- [DATA RECORDS]
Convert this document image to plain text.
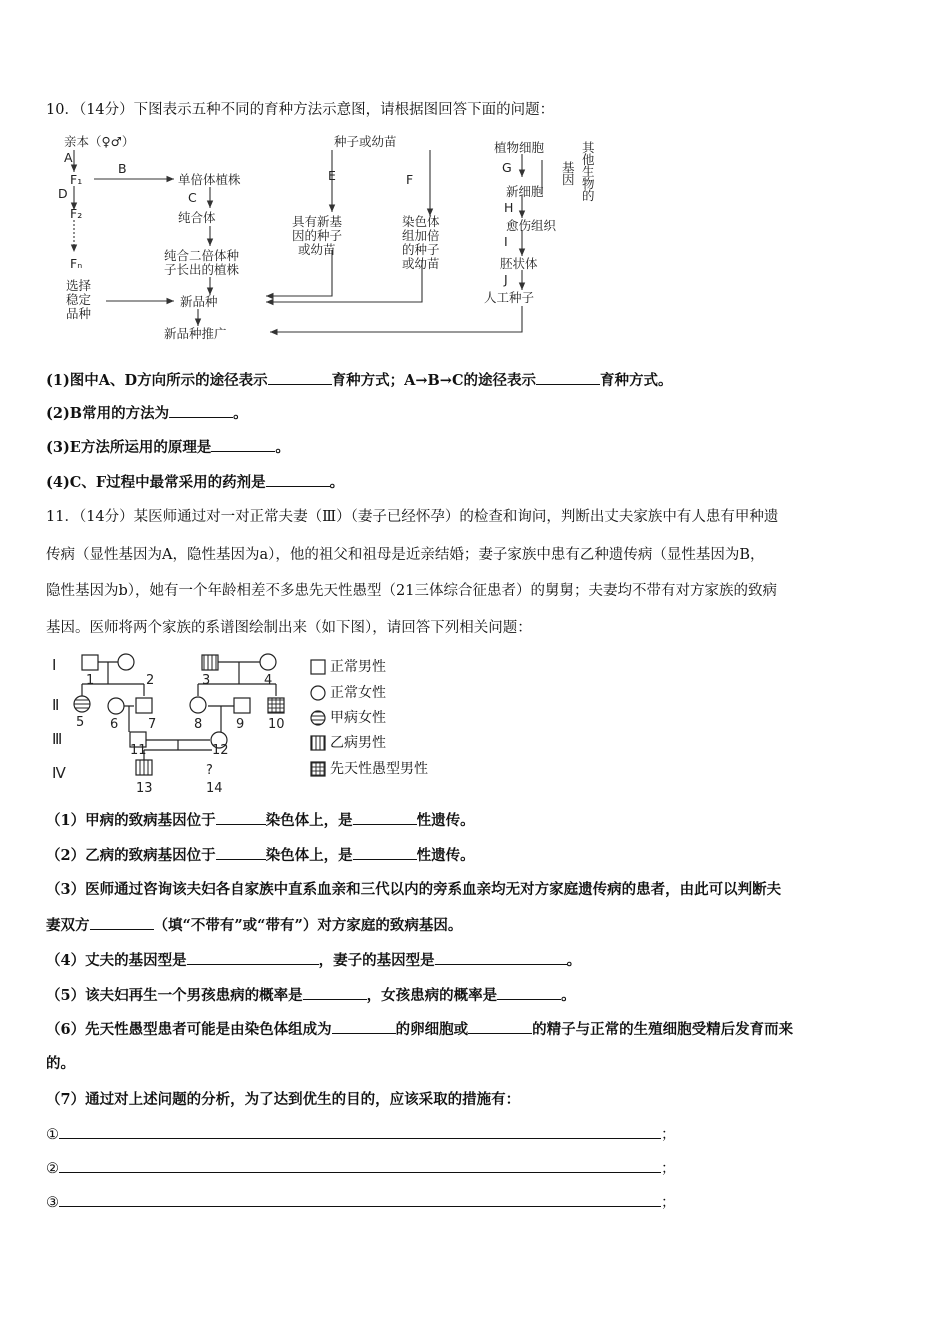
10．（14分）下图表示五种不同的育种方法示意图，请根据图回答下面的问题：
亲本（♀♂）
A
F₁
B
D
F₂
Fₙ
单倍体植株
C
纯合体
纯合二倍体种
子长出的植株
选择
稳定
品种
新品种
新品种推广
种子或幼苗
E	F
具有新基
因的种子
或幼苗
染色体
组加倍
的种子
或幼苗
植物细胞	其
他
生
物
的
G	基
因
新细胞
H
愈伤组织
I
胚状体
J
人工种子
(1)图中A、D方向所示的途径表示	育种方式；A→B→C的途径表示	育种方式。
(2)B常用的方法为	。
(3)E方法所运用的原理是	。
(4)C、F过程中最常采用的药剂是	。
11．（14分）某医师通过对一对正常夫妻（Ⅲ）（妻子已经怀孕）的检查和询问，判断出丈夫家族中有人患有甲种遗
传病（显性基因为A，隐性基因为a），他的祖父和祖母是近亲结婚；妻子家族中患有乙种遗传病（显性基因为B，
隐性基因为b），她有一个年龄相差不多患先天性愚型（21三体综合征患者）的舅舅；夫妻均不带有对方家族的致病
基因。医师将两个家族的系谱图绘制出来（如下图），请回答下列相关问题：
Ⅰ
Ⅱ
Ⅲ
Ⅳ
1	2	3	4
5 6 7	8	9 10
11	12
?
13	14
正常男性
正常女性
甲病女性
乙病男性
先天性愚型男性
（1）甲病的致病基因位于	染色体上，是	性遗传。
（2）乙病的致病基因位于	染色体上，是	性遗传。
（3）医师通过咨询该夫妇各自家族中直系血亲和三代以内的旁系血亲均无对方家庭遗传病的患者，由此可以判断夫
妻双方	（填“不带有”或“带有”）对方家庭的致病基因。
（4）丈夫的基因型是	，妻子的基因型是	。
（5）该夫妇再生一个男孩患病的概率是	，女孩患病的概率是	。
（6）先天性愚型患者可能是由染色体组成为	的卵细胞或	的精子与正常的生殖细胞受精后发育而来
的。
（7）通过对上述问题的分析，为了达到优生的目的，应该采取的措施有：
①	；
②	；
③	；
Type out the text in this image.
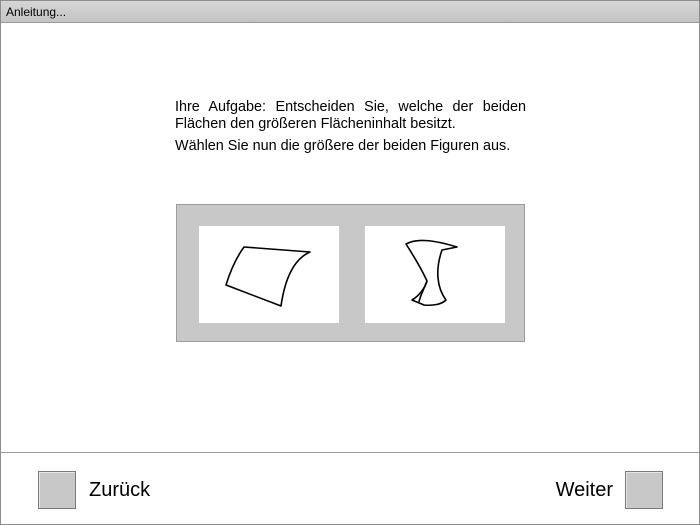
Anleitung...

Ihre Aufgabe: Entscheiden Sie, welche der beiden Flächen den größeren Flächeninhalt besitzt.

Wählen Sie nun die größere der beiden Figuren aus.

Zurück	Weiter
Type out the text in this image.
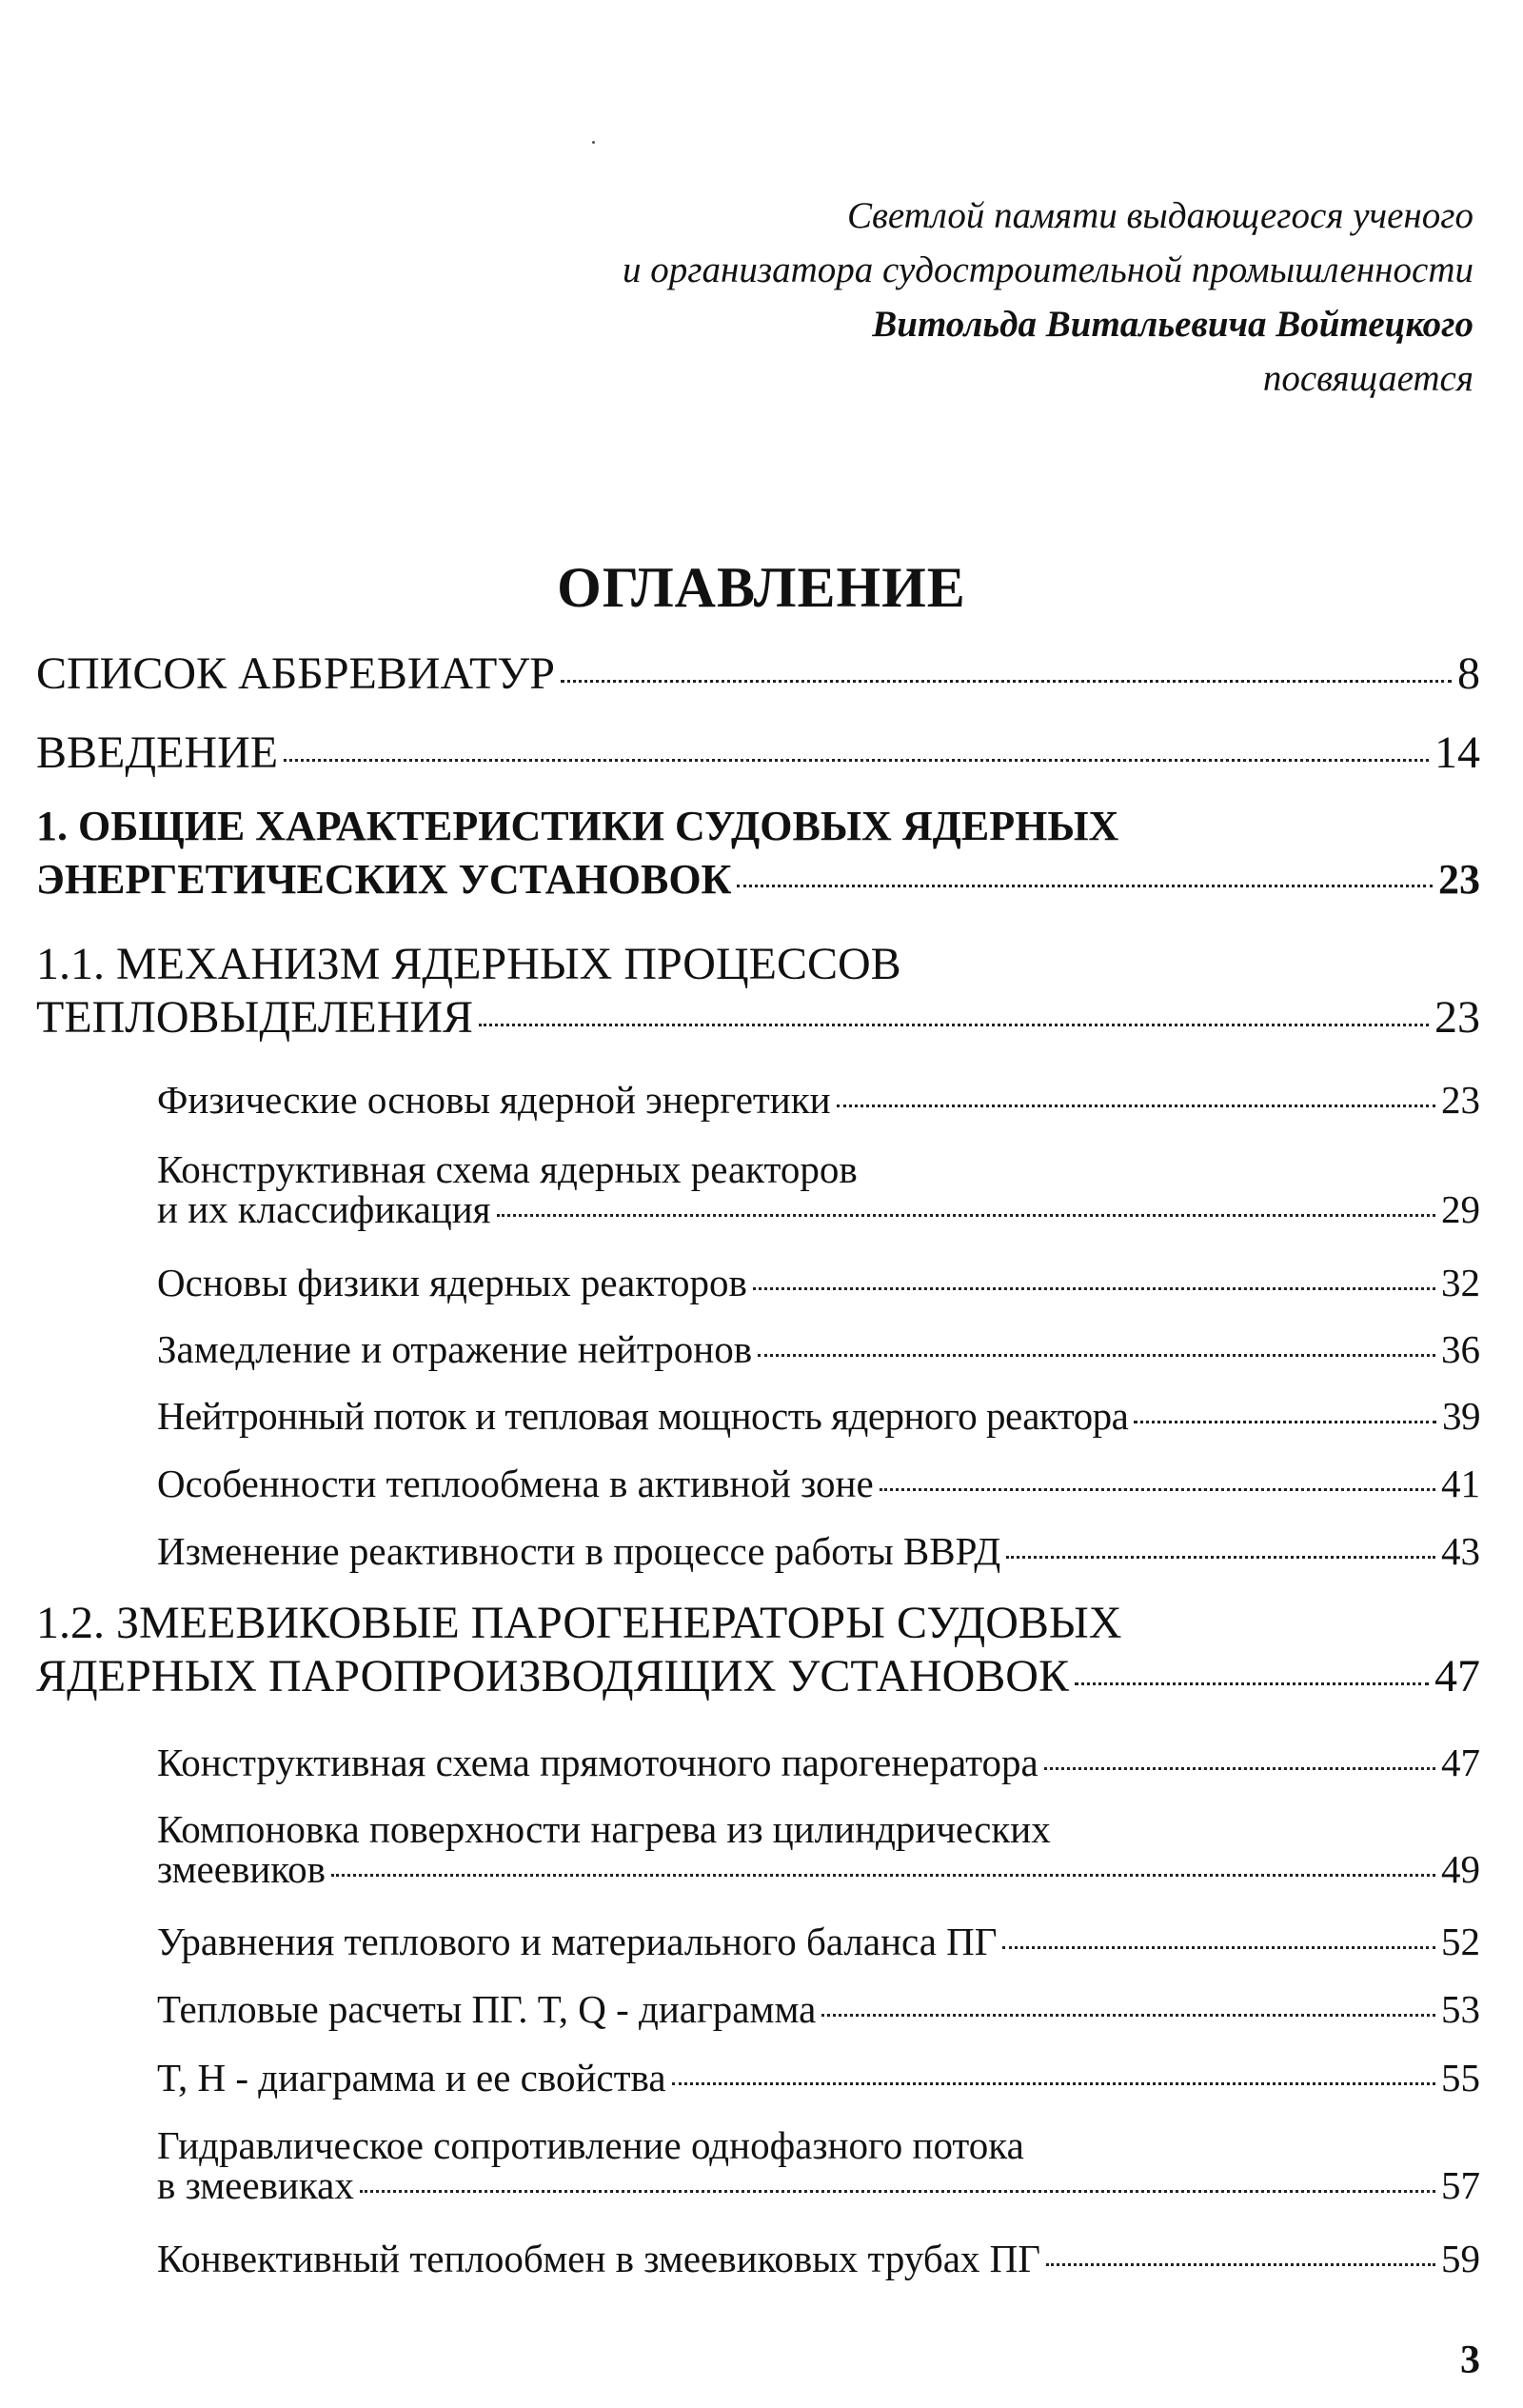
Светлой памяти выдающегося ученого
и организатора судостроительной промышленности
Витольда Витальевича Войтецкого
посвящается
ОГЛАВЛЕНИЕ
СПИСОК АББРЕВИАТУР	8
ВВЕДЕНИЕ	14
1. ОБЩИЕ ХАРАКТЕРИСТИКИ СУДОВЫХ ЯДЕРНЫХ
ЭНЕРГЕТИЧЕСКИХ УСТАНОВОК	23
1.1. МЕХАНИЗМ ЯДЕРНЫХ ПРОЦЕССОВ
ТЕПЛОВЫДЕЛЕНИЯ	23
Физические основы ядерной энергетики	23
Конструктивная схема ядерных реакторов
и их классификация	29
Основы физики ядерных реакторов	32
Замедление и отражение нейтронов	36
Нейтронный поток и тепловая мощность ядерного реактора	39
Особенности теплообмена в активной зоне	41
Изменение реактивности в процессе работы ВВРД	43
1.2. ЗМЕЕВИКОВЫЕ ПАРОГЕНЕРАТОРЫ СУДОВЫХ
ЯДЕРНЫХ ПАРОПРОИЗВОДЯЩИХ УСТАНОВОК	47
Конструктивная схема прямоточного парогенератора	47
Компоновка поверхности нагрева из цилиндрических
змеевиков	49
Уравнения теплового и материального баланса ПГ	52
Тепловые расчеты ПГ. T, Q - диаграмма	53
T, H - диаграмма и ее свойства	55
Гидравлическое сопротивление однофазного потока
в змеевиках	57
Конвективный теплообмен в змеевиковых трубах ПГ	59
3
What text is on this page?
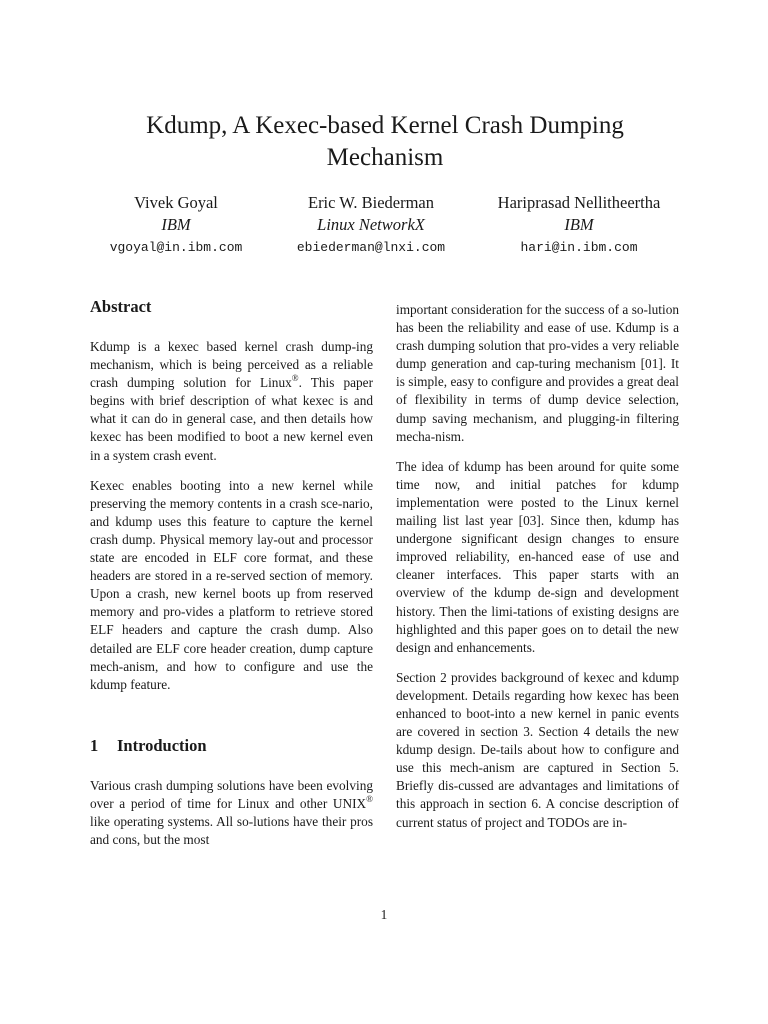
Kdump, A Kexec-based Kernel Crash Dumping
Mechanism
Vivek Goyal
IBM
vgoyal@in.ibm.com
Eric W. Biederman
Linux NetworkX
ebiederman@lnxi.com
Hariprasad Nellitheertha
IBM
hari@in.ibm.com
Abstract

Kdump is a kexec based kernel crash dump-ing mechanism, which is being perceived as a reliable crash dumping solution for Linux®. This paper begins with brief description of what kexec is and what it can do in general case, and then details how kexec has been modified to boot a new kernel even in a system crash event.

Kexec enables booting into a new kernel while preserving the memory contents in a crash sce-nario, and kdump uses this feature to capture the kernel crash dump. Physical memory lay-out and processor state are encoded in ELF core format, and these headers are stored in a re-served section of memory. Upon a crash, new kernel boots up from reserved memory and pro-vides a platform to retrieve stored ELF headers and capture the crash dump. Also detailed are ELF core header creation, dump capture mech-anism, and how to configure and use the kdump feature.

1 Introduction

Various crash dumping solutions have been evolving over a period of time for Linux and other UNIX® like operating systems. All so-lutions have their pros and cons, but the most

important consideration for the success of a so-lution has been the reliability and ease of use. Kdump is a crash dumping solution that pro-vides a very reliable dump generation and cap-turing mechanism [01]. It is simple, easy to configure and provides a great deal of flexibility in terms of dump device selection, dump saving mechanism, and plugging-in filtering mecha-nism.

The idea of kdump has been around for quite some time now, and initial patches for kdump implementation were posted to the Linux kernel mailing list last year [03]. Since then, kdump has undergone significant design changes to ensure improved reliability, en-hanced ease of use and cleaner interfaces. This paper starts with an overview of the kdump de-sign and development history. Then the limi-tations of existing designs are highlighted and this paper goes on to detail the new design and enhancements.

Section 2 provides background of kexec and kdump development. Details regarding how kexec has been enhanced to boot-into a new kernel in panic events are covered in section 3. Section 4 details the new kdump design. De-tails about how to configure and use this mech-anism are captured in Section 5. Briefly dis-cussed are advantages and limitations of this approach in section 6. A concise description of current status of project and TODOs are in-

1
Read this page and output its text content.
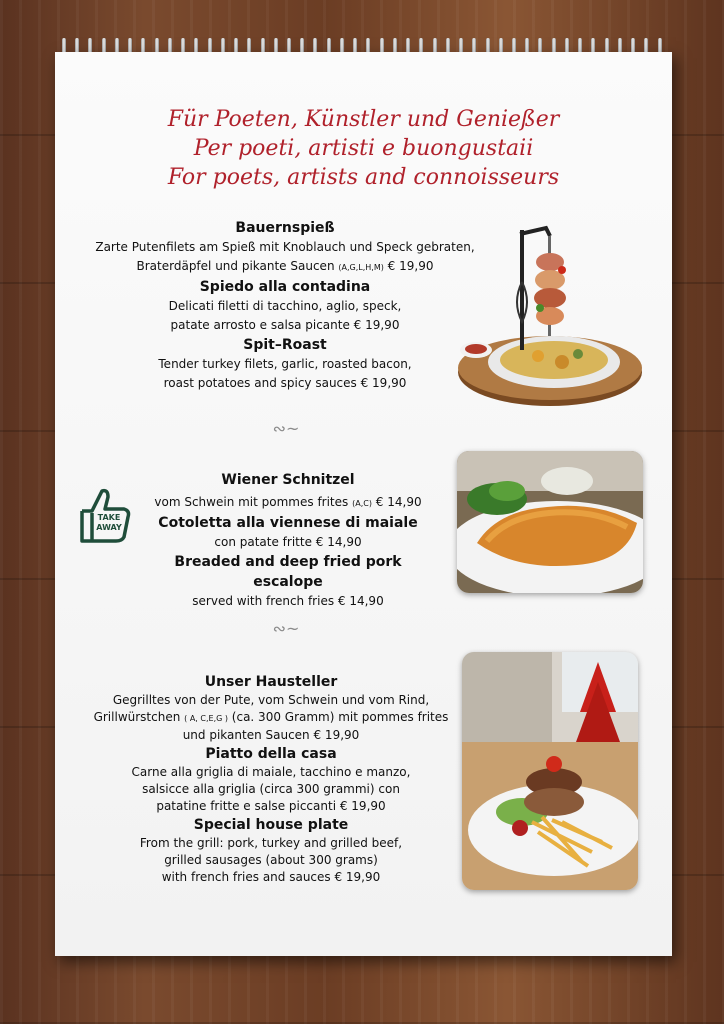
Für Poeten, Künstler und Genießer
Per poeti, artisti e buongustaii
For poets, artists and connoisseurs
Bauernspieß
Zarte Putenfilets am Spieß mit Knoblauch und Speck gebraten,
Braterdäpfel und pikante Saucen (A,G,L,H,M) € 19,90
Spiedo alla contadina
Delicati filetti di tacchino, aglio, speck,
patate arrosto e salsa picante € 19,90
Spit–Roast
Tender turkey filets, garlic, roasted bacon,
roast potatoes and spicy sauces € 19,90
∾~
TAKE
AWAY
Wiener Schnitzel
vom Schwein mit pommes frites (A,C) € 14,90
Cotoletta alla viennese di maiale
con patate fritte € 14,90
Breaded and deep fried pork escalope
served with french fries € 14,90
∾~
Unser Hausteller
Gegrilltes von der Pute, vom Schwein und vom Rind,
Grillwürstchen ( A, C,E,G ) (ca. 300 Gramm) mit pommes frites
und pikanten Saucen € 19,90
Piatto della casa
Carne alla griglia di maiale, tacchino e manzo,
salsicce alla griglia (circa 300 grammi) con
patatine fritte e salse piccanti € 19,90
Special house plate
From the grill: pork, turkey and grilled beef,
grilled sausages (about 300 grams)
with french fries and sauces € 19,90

- [GIVEN EXERCISE] Print the lines from the one holding "Read this page and output its text content." through the last line of the records, word for word, and omit the pictures.

- [SOLUTION FOR THIS EXERCISE]
Read this page and output its text content.
Für Poeten, Künstler und Genießer
Per poeti, artisti e buongustaii
For poets, artists and connoisseurs
Bauernspieß
Zarte Putenfilets am Spieß mit Knoblauch und Speck gebraten,
Braterdäpfel und pikante Saucen (A,G,L,H,M) € 19,90
Spiedo alla contadina
Delicati filetti di tacchino, aglio, speck,
patate arrosto e salsa picante € 19,90
Spit–Roast
Tender turkey filets, garlic, roasted bacon,
roast potatoes and spicy sauces € 19,90
∾~
TAKE
AWAY
Wiener Schnitzel
vom Schwein mit pommes frites (A,C) € 14,90
Cotoletta alla viennese di maiale
con patate fritte € 14,90
Breaded and deep fried pork escalope
served with french fries € 14,90
∾~
Unser Hausteller
Gegrilltes von der Pute, vom Schwein und vom Rind,
Grillwürstchen ( A, C,E,G ) (ca. 300 Gramm) mit pommes frites
und pikanten Saucen € 19,90
Piatto della casa
Carne alla griglia di maiale, tacchino e manzo,
salsicce alla griglia (circa 300 grammi) con
patatine fritte e salse piccanti € 19,90
Special house plate
From the grill: pork, turkey and grilled beef,
grilled sausages (about 300 grams)
with french fries and sauces € 19,90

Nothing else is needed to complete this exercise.